AIM OF THE EXERCISE: Without including any pictures, write out all the entries exactly.

LISTED RECORDS:
┄┄┄┄┄┄

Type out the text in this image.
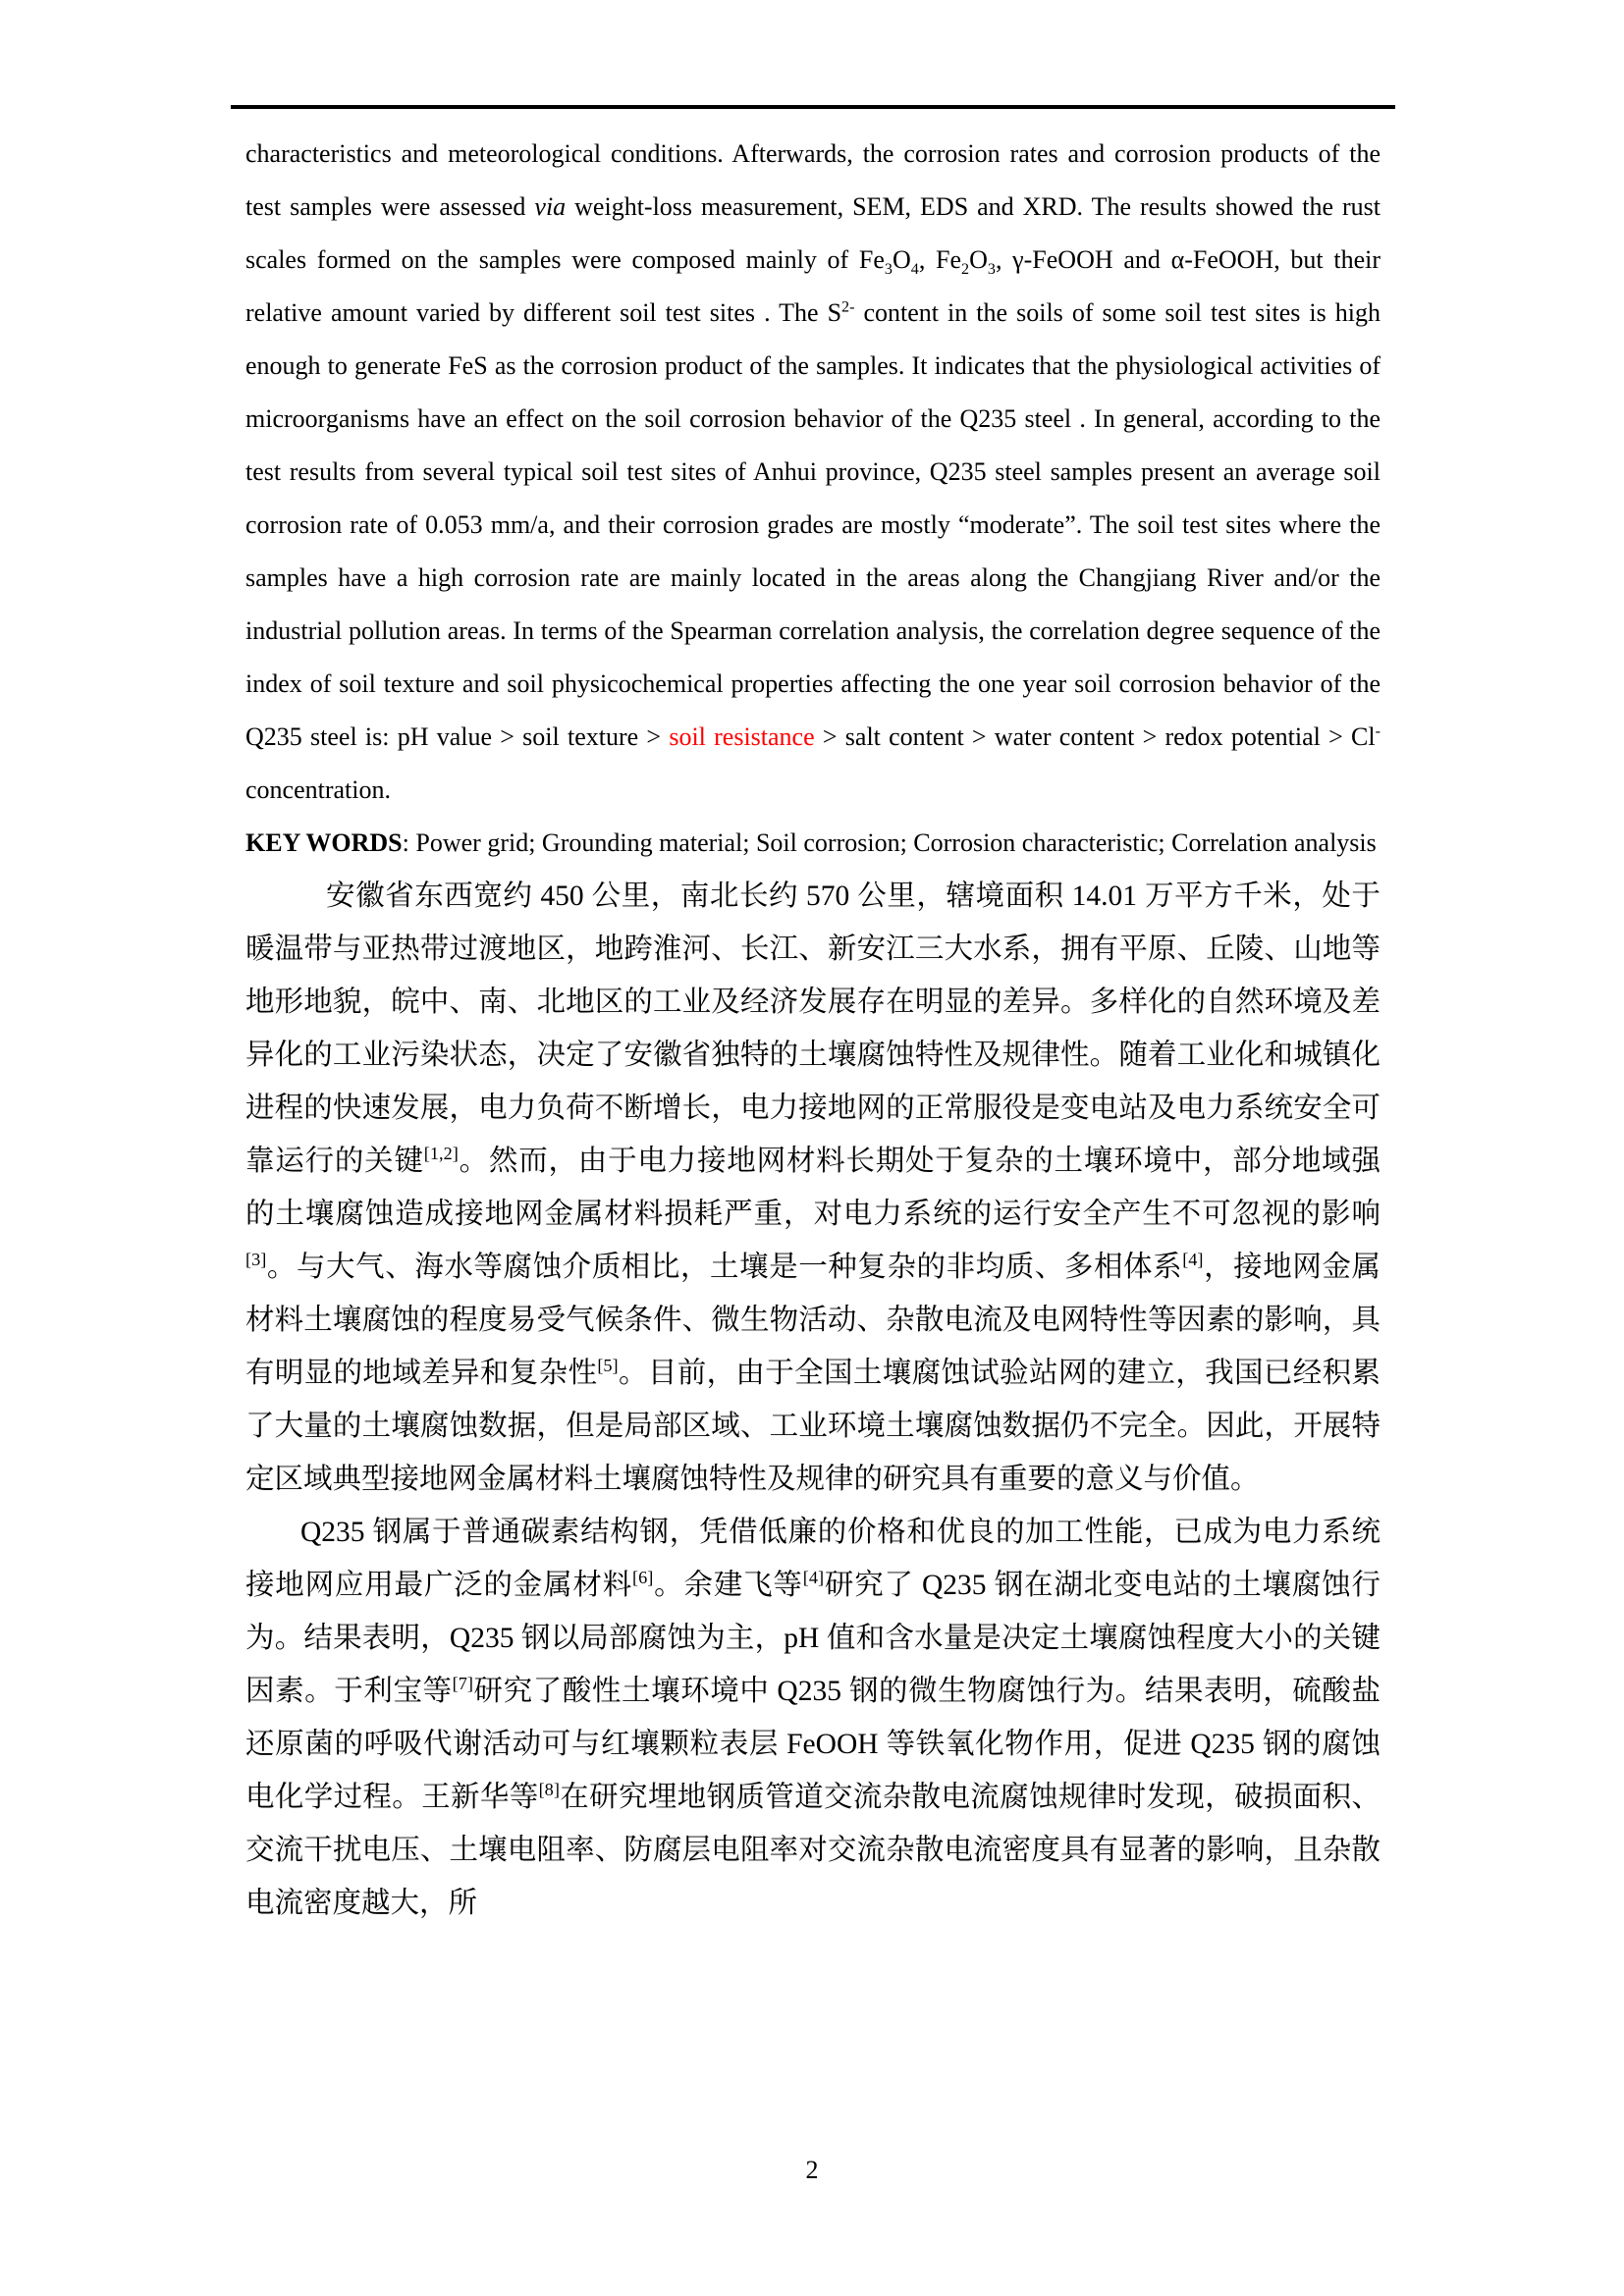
characteristics and meteorological conditions. Afterwards, the corrosion rates and corrosion products of the test samples were assessed via weight-loss measurement, SEM, EDS and XRD. The results showed the rust scales formed on the samples were composed mainly of $Fe_3O_4$, $Fe_2O_3$, γ-FeOOH and α-FeOOH, but their relative amount varied by different soil test sites . The $S^{2-}$ content in the soils of some soil test sites is high enough to generate FeS as the corrosion product of the samples. It indicates that the physiological activities of microorganisms have an effect on the soil corrosion behavior of the Q235 steel . In general, according to the test results from several typical soil test sites of Anhui province, Q235 steel samples present an average soil corrosion rate of 0.053 mm/a, and their corrosion grades are mostly “moderate”. The soil test sites where the samples have a high corrosion rate are mainly located in the areas along the Changjiang River and/or the industrial pollution areas. In terms of the Spearman correlation analysis, the correlation degree sequence of the index of soil texture and soil physicochemical properties affecting the one year soil corrosion behavior of the Q235 steel is: pH value > soil texture > soil resistance > salt content > water content > redox potential > Cl- concentration.

KEY WORDS: Power grid; Grounding material; Soil corrosion; Corrosion characteristic; Correlation analysis

安徽省东西宽约 450 公里，南北长约 570 公里，辖境面积 14.01 万平方千米，处于暖温带与亚热带过渡地区，地跨淮河、长江、新安江三大水系，拥有平原、丘陵、山地等地形地貌，皖中、南、北地区的工业及经济发展存在明显的差异。多样化的自然环境及差异化的工业污染状态，决定了安徽省独特的土壤腐蚀特性及规律性。随着工业化和城镇化进程的快速发展，电力负荷不断增长，电力接地网的正常服役是变电站及电力系统安全可靠运行的关键[1,2]。然而，由于电力接地网材料长期处于复杂的土壤环境中，部分地域强的土壤腐蚀造成接地网金属材料损耗严重，对电力系统的运行安全产生不可忽视的影响[3]。与大气、海水等腐蚀介质相比，土壤是一种复杂的非均质、多相体系[4]，接地网金属材料土壤腐蚀的程度易受气候条件、微生物活动、杂散电流及电网特性等因素的影响，具有明显的地域差异和复杂性[5]。目前，由于全国土壤腐蚀试验站网的建立，我国已经积累了大量的土壤腐蚀数据，但是局部区域、工业环境土壤腐蚀数据仍不完全。因此，开展特定区域典型接地网金属材料土壤腐蚀特性及规律的研究具有重要的意义与价值。

Q235 钢属于普通碳素结构钢，凭借低廉的价格和优良的加工性能，已成为电力系统接地网应用最广泛的金属材料[6]。余建飞等[4]研究了 Q235 钢在湖北变电站的土壤腐蚀行为。结果表明，Q235 钢以局部腐蚀为主，pH 值和含水量是决定土壤腐蚀程度大小的关键因素。于利宝等[7]研究了酸性土壤环境中 Q235 钢的微生物腐蚀行为。结果表明，硫酸盐还原菌的呼吸代谢活动可与红壤颗粒表层 FeOOH 等铁氧化物作用，促进 Q235 钢的腐蚀电化学过程。王新华等[8]在研究埋地钢质管道交流杂散电流腐蚀规律时发现，破损面积、交流干扰电压、土壤电阻率、防腐层电阻率对交流杂散电流密度具有显著的影响，且杂散电流密度越大，所

2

┄┄┄┄┄┄

RESULT OF THE TASK:
Type out the text in this image.
characteristics and meteorological conditions. Afterwards, the corrosion rates and corrosion products of the test samples were assessed via weight-loss measurement, SEM, EDS and XRD. The results showed the rust scales formed on the samples were composed mainly of $Fe_3O_4$, $Fe_2O_3$, γ-FeOOH and α-FeOOH, but their relative amount varied by different soil test sites . The $S^{2-}$ content in the soils of some soil test sites is high enough to generate FeS as the corrosion product of the samples. It indicates that the physiological activities of microorganisms have an effect on the soil corrosion behavior of the Q235 steel . In general, according to the test results from several typical soil test sites of Anhui province, Q235 steel samples present an average soil corrosion rate of 0.053 mm/a, and their corrosion grades are mostly “moderate”. The soil test sites where the samples have a high corrosion rate are mainly located in the areas along the Changjiang River and/or the industrial pollution areas. In terms of the Spearman correlation analysis, the correlation degree sequence of the index of soil texture and soil physicochemical properties affecting the one year soil corrosion behavior of the Q235 steel is: pH value > soil texture > soil resistance > salt content > water content > redox potential > Cl- concentration.

KEY WORDS: Power grid; Grounding material; Soil corrosion; Corrosion characteristic; Correlation analysis

安徽省东西宽约 450 公里，南北长约 570 公里，辖境面积 14.01 万平方千米，处于暖温带与亚热带过渡地区，地跨淮河、长江、新安江三大水系，拥有平原、丘陵、山地等地形地貌，皖中、南、北地区的工业及经济发展存在明显的差异。多样化的自然环境及差异化的工业污染状态，决定了安徽省独特的土壤腐蚀特性及规律性。随着工业化和城镇化进程的快速发展，电力负荷不断增长，电力接地网的正常服役是变电站及电力系统安全可靠运行的关键[1,2]。然而，由于电力接地网材料长期处于复杂的土壤环境中，部分地域强的土壤腐蚀造成接地网金属材料损耗严重，对电力系统的运行安全产生不可忽视的影响[3]。与大气、海水等腐蚀介质相比，土壤是一种复杂的非均质、多相体系[4]，接地网金属材料土壤腐蚀的程度易受气候条件、微生物活动、杂散电流及电网特性等因素的影响，具有明显的地域差异和复杂性[5]。目前，由于全国土壤腐蚀试验站网的建立，我国已经积累了大量的土壤腐蚀数据，但是局部区域、工业环境土壤腐蚀数据仍不完全。因此，开展特定区域典型接地网金属材料土壤腐蚀特性及规律的研究具有重要的意义与价值。

Q235 钢属于普通碳素结构钢，凭借低廉的价格和优良的加工性能，已成为电力系统接地网应用最广泛的金属材料[6]。余建飞等[4]研究了 Q235 钢在湖北变电站的土壤腐蚀行为。结果表明，Q235 钢以局部腐蚀为主，pH 值和含水量是决定土壤腐蚀程度大小的关键因素。于利宝等[7]研究了酸性土壤环境中 Q235 钢的微生物腐蚀行为。结果表明，硫酸盐还原菌的呼吸代谢活动可与红壤颗粒表层 FeOOH 等铁氧化物作用，促进 Q235 钢的腐蚀电化学过程。王新华等[8]在研究埋地钢质管道交流杂散电流腐蚀规律时发现，破损面积、交流干扰电压、土壤电阻率、防腐层电阻率对交流杂散电流密度具有显著的影响，且杂散电流密度越大，所

2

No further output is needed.